▸ Given instruction: Write the entries out again exactly as they stand, but without the pictures.

▸ Recorded data:
________________

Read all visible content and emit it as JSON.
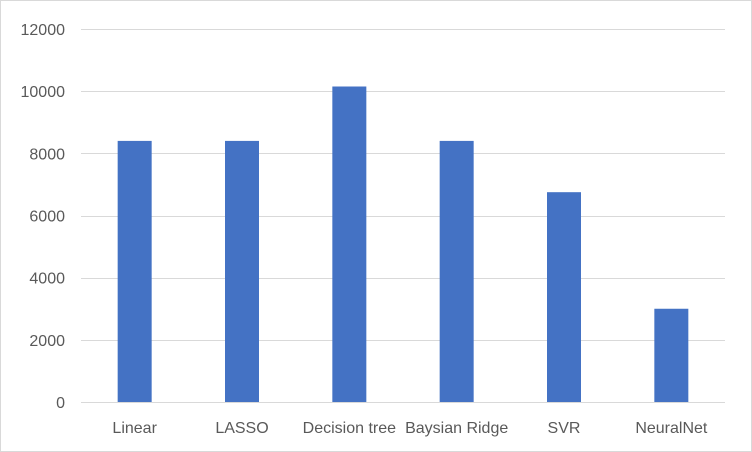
{
  "chart_data": {
    "type": "bar",
    "title": "",
    "xlabel": "",
    "ylabel": "",
    "categories": [
      "Linear",
      "LASSO",
      "Decision tree",
      "Baysian Ridge",
      "SVR",
      "NeuralNet"
    ],
    "values": [
      8400,
      8400,
      10150,
      8400,
      6750,
      3000
    ],
    "ylim": [
      0,
      12000
    ],
    "yticks": [
      0,
      2000,
      4000,
      6000,
      8000,
      10000,
      12000
    ],
    "grid": true,
    "legend": "none",
    "bar_color": "#4472C4",
    "grid_color": "#D9D9D9",
    "text_color": "#595959"
  }
}
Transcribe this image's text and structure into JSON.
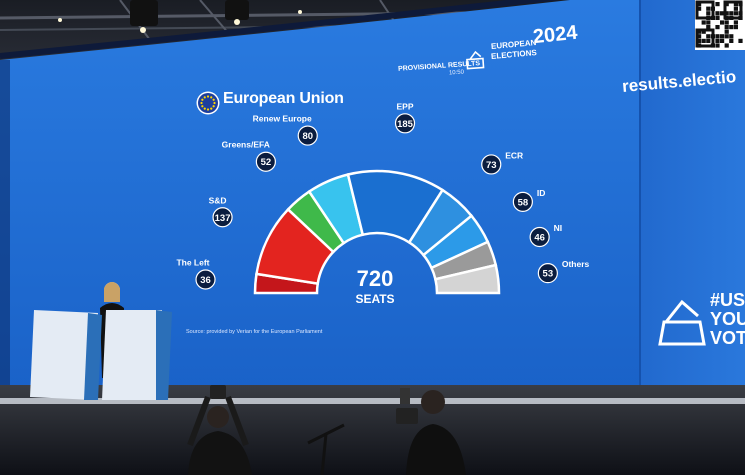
{
  "brand": {
    "name": "European Union"
  },
  "header": {
    "provisional": "PROVISIONAL RESULTS",
    "time": "10:50",
    "title_line1": "EUROPEAN",
    "title_line2": "ELECTIONS",
    "year": "2024"
  },
  "side_screen": {
    "url": "results.electio",
    "hashtag_line1": "#US",
    "hashtag_line2": "YOU",
    "hashtag_line3": "VOT"
  },
  "total": {
    "value": "720",
    "label": "SEATS"
  },
  "source": "Source: provided by Verian for the European Parliament",
  "colors": {
    "screen": "#1e6fd6",
    "EPP": "#1a6fd0",
    "S&D": "#e3241f",
    "Renew Europe": "#38c3ee",
    "Greens/EFA": "#3fb94a",
    "ECR": "#2e90e0",
    "ID": "#2c9ae8",
    "The Left": "#c4161b",
    "NI": "#9a9a9a",
    "Others": "#d4d4d4"
  },
  "chart_data": {
    "type": "hemicycle",
    "total": 720,
    "groups": [
      {
        "name": "The Left",
        "seats": 36
      },
      {
        "name": "S&D",
        "seats": 137
      },
      {
        "name": "Greens/EFA",
        "seats": 52
      },
      {
        "name": "Renew Europe",
        "seats": 80
      },
      {
        "name": "EPP",
        "seats": 185
      },
      {
        "name": "ECR",
        "seats": 73
      },
      {
        "name": "ID",
        "seats": 58
      },
      {
        "name": "NI",
        "seats": 46
      },
      {
        "name": "Others",
        "seats": 53
      }
    ]
  }
}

________________

▸ Task response:
Read all visible content and emit it as JSON.
{
  "chart_data": {
    "type": "bar",
    "title": "",
    "xlabel": "",
    "ylabel": "",
    "categories": [
      "Linear",
      "LASSO",
      "Decision tree",
      "Baysian Ridge",
      "SVR",
      "NeuralNet"
    ],
    "values": [
      8400,
      8400,
      10150,
      8400,
      6750,
      3000
    ],
    "ylim": [
      0,
      12000
    ],
    "yticks": [
      0,
      2000,
      4000,
      6000,
      8000,
      10000,
      12000
    ],
    "grid": true,
    "legend": "none",
    "bar_color": "#4472C4",
    "grid_color": "#D9D9D9",
    "text_color": "#595959"
  }
}
Transcribe this image's text and structure into JSON.
{
  "brand": {
    "name": "European Union"
  },
  "header": {
    "provisional": "PROVISIONAL RESULTS",
    "time": "10:50",
    "title_line1": "EUROPEAN",
    "title_line2": "ELECTIONS",
    "year": "2024"
  },
  "side_screen": {
    "url": "results.electio",
    "hashtag_line1": "#US",
    "hashtag_line2": "YOU",
    "hashtag_line3": "VOT"
  },
  "total": {
    "value": "720",
    "label": "SEATS"
  },
  "source": "Source: provided by Verian for the European Parliament",
  "colors": {
    "screen": "#1e6fd6",
    "EPP": "#1a6fd0",
    "S&D": "#e3241f",
    "Renew Europe": "#38c3ee",
    "Greens/EFA": "#3fb94a",
    "ECR": "#2e90e0",
    "ID": "#2c9ae8",
    "The Left": "#c4161b",
    "NI": "#9a9a9a",
    "Others": "#d4d4d4"
  },
  "chart_data": {
    "type": "hemicycle",
    "total": 720,
    "groups": [
      {
        "name": "The Left",
        "seats": 36
      },
      {
        "name": "S&D",
        "seats": 137
      },
      {
        "name": "Greens/EFA",
        "seats": 52
      },
      {
        "name": "Renew Europe",
        "seats": 80
      },
      {
        "name": "EPP",
        "seats": 185
      },
      {
        "name": "ECR",
        "seats": 73
      },
      {
        "name": "ID",
        "seats": 58
      },
      {
        "name": "NI",
        "seats": 46
      },
      {
        "name": "Others",
        "seats": 53
      }
    ]
  }
}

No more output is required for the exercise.